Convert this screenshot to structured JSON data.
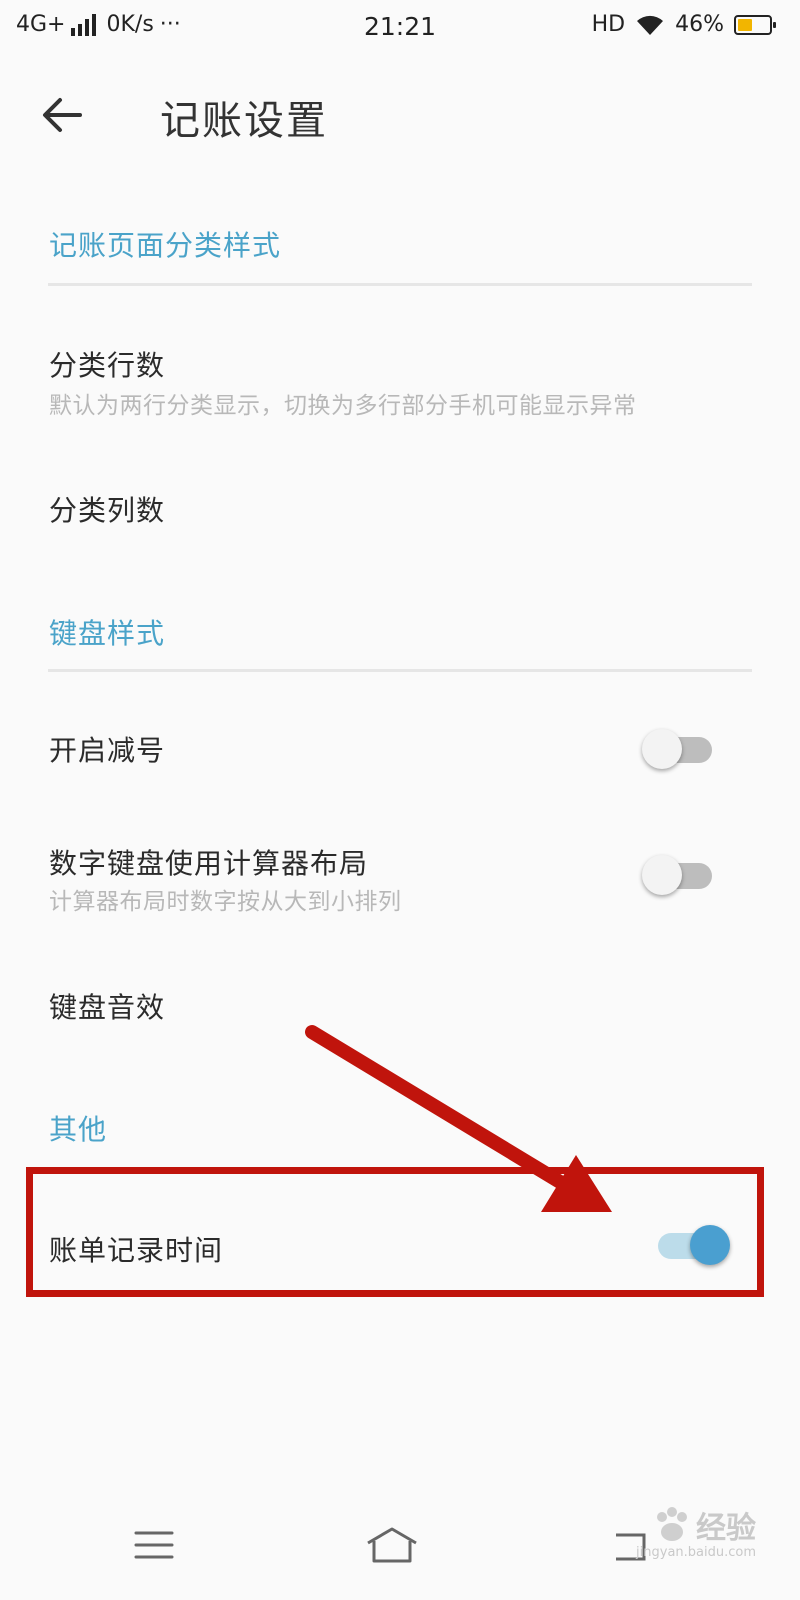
{
  "status_bar": {
    "network": "4G+",
    "speed": "0K/s",
    "more": "···",
    "time": "21:21",
    "hd": "HD",
    "battery_percent": "46%",
    "battery_level": 0.46,
    "battery_color": "#f2b500"
  },
  "header": {
    "back_icon": "arrow-left-icon",
    "title": "记账设置"
  },
  "sections": {
    "category_style": {
      "header": "记账页面分类样式",
      "rows": {
        "rows_count": {
          "title": "分类行数",
          "subtitle": "默认为两行分类显示，切换为多行部分手机可能显示异常"
        },
        "cols_count": {
          "title": "分类列数"
        }
      }
    },
    "keyboard": {
      "header": "键盘样式",
      "rows": {
        "minus": {
          "title": "开启减号",
          "toggle": "off"
        },
        "calculator": {
          "title": "数字键盘使用计算器布局",
          "subtitle": "计算器布局时数字按从大到小排列",
          "toggle": "off"
        },
        "sound": {
          "title": "键盘音效"
        }
      }
    },
    "other": {
      "header": "其他",
      "rows": {
        "record_time": {
          "title": "账单记录时间",
          "toggle": "on"
        }
      }
    }
  },
  "colors": {
    "accent": "#4aa3c9",
    "annotation": "#c0140c",
    "switch_on": "#4a9fd0"
  },
  "nav_bar": {
    "menu_icon": "menu-icon",
    "home_icon": "home-icon",
    "back_icon": "back-icon"
  },
  "watermark": {
    "text": "经验",
    "url": "jingyan.baidu.com"
  }
}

§

TASK GOAL:
Restate the whole listing above exactly, please, omitting every image.

TASK OUTPUT:
Convert this screenshot to structured JSON data.
{
  "status_bar": {
    "network": "4G+",
    "speed": "0K/s",
    "more": "···",
    "time": "21:21",
    "hd": "HD",
    "battery_percent": "46%",
    "battery_level": 0.46,
    "battery_color": "#f2b500"
  },
  "header": {
    "back_icon": "arrow-left-icon",
    "title": "记账设置"
  },
  "sections": {
    "category_style": {
      "header": "记账页面分类样式",
      "rows": {
        "rows_count": {
          "title": "分类行数",
          "subtitle": "默认为两行分类显示，切换为多行部分手机可能显示异常"
        },
        "cols_count": {
          "title": "分类列数"
        }
      }
    },
    "keyboard": {
      "header": "键盘样式",
      "rows": {
        "minus": {
          "title": "开启减号",
          "toggle": "off"
        },
        "calculator": {
          "title": "数字键盘使用计算器布局",
          "subtitle": "计算器布局时数字按从大到小排列",
          "toggle": "off"
        },
        "sound": {
          "title": "键盘音效"
        }
      }
    },
    "other": {
      "header": "其他",
      "rows": {
        "record_time": {
          "title": "账单记录时间",
          "toggle": "on"
        }
      }
    }
  },
  "colors": {
    "accent": "#4aa3c9",
    "annotation": "#c0140c",
    "switch_on": "#4a9fd0"
  },
  "nav_bar": {
    "menu_icon": "menu-icon",
    "home_icon": "home-icon",
    "back_icon": "back-icon"
  },
  "watermark": {
    "text": "经验",
    "url": "jingyan.baidu.com"
  }
}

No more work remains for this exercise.